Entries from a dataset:
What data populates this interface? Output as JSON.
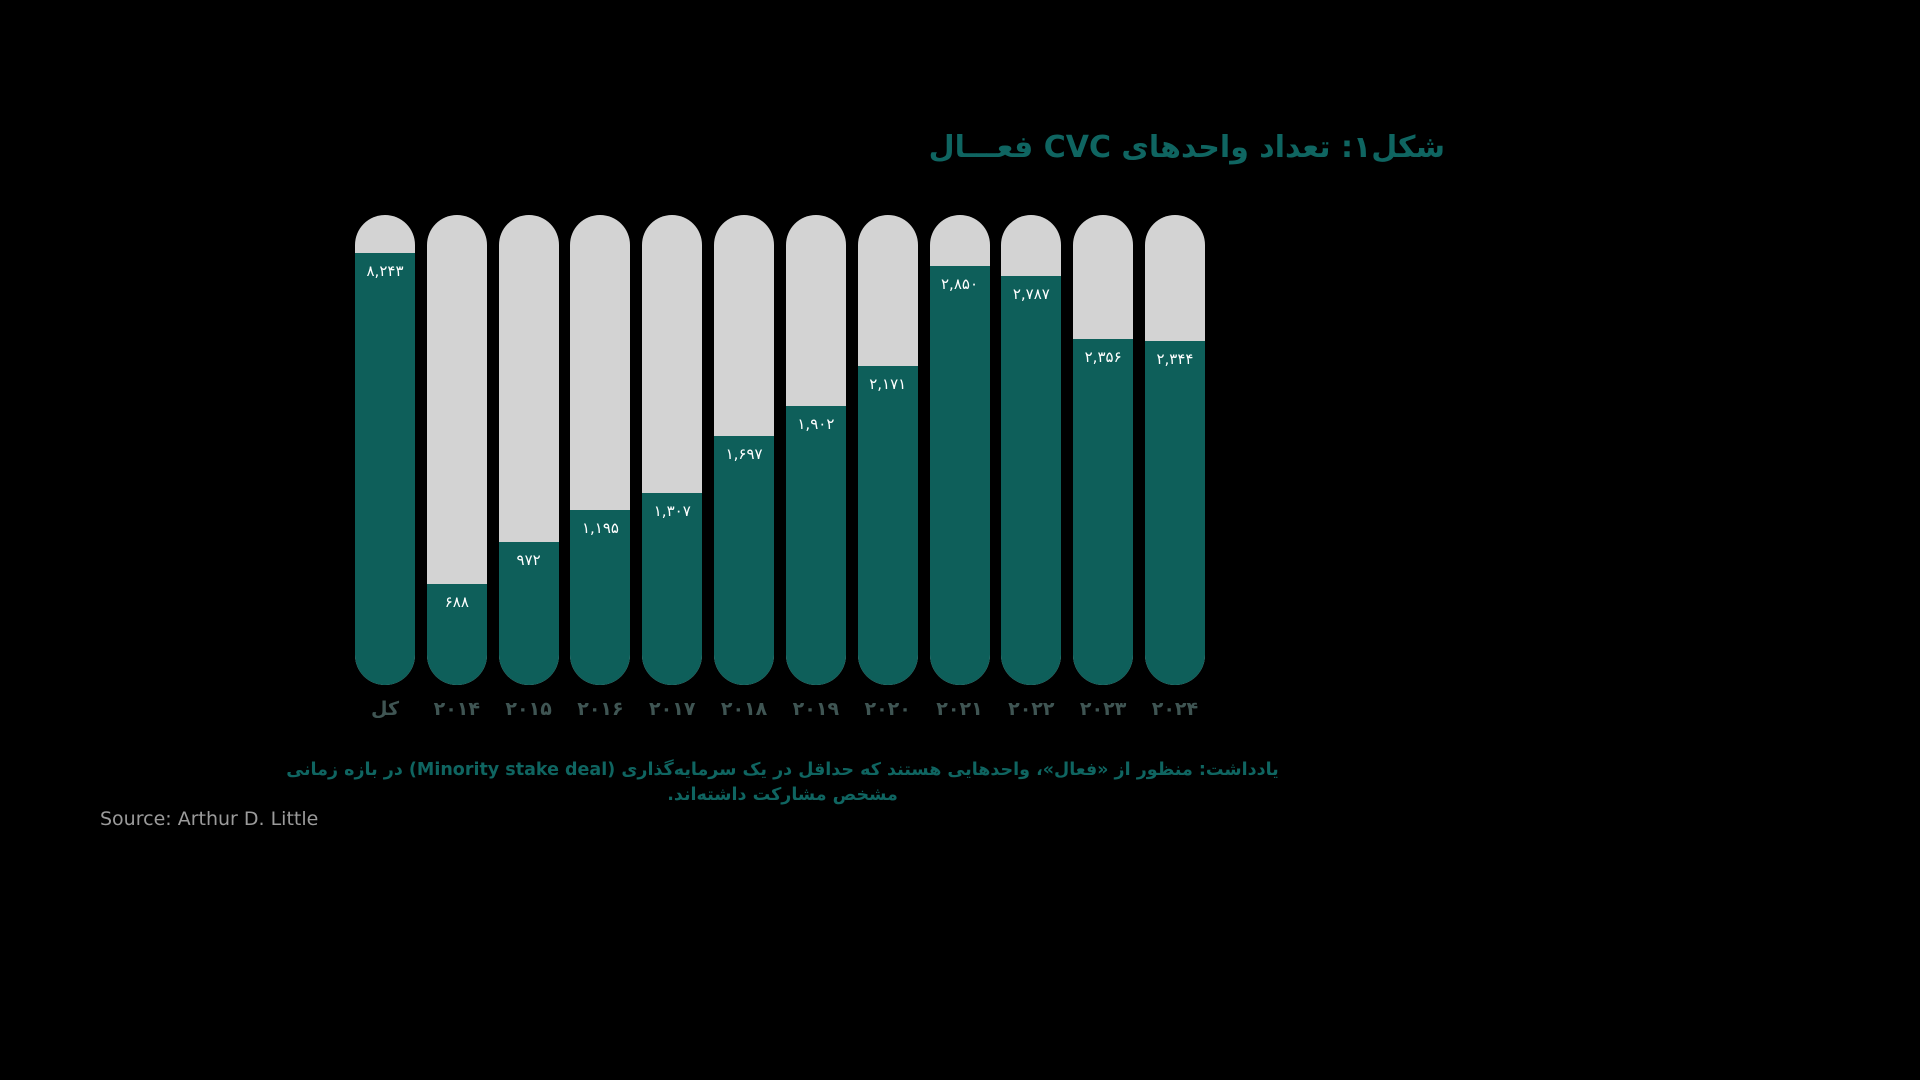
{
  "title": "شکل۱: تعداد واحدهای CVC فعـــال",
  "note": "یادداشت: منظور از «فعال»، واحدهایی هستند که حداقل در یک سرمایه‌گذاری (Minority stake deal) در بازه زمانی مشخص مشارکت داشته‌اند.",
  "source": "Source: Arthur D. Little",
  "colors": {
    "bg": "#000000",
    "accent_teal": "#0E5F5A",
    "track_gray": "#D3D3D3",
    "title_teal": "#0F6561",
    "axis_label": "#3F5553",
    "value_label": "#FFFFFF",
    "source_gray": "#9B9B9B"
  },
  "chart_data": {
    "type": "bar",
    "title": "شکل۱: تعداد واحدهای CVC فعـــال",
    "categories": [
      "کل",
      "۲۰۱۴",
      "۲۰۱۵",
      "۲۰۱۶",
      "۲۰۱۷",
      "۲۰۱۸",
      "۲۰۱۹",
      "۲۰۲۰",
      "۲۰۲۱",
      "۲۰۲۲",
      "۲۰۲۳",
      "۲۰۲۴"
    ],
    "values": [
      8243,
      688,
      972,
      1195,
      1307,
      1697,
      1902,
      2171,
      2850,
      2787,
      2356,
      2344
    ],
    "value_labels": [
      "۸,۲۴۳",
      "۶۸۸",
      "۹۷۲",
      "۱,۱۹۵",
      "۱,۳۰۷",
      "۱,۶۹۷",
      "۱,۹۰۲",
      "۲,۱۷۱",
      "۲,۸۵۰",
      "۲,۷۸۷",
      "۲,۳۵۶",
      "۲,۳۴۴"
    ],
    "xlabel": "",
    "ylabel": "",
    "ylim": [
      0,
      3200
    ],
    "total_bar_display_cap": 0.92,
    "grid": false,
    "legend": false,
    "note": "First bar is the cumulative total; its fill is visually clamped, other bars are proportional to values."
  }
}
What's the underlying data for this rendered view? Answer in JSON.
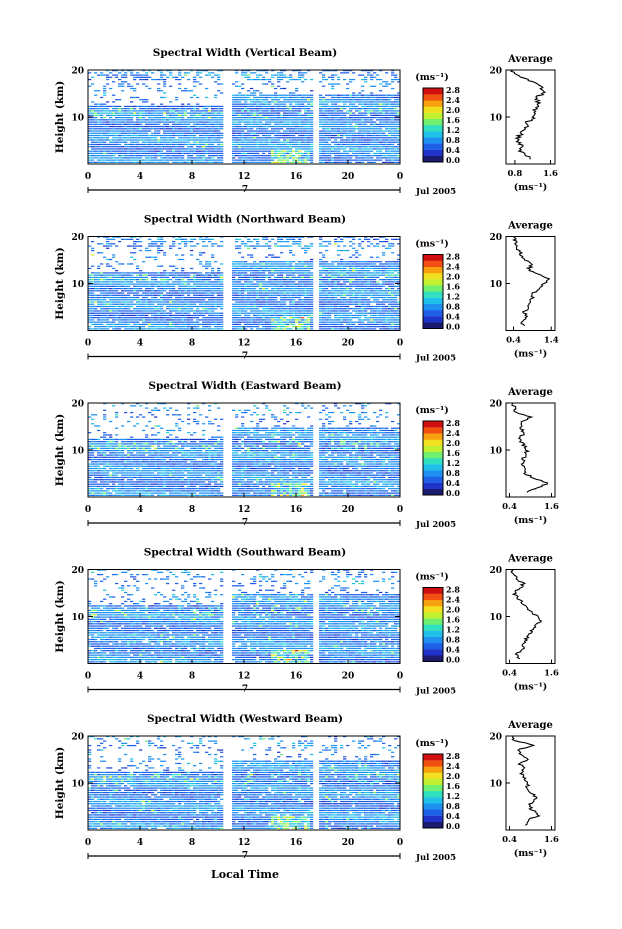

TASK BRIEF » Gather up every line from the listing above in which the word "note" occurs.

RESPONSE TO THIS TASK »
  "note": "یادداشت: منظور از «فعال»، واحدهایی هستند که حداقل در یک سرمایه‌گذاری (Minority stake deal) در بازه زمانی مشخص مشارکت داشته‌اند.",
    "note": "First bar is the cumulative total; its fill is visually clamped, other bars are proportional to values."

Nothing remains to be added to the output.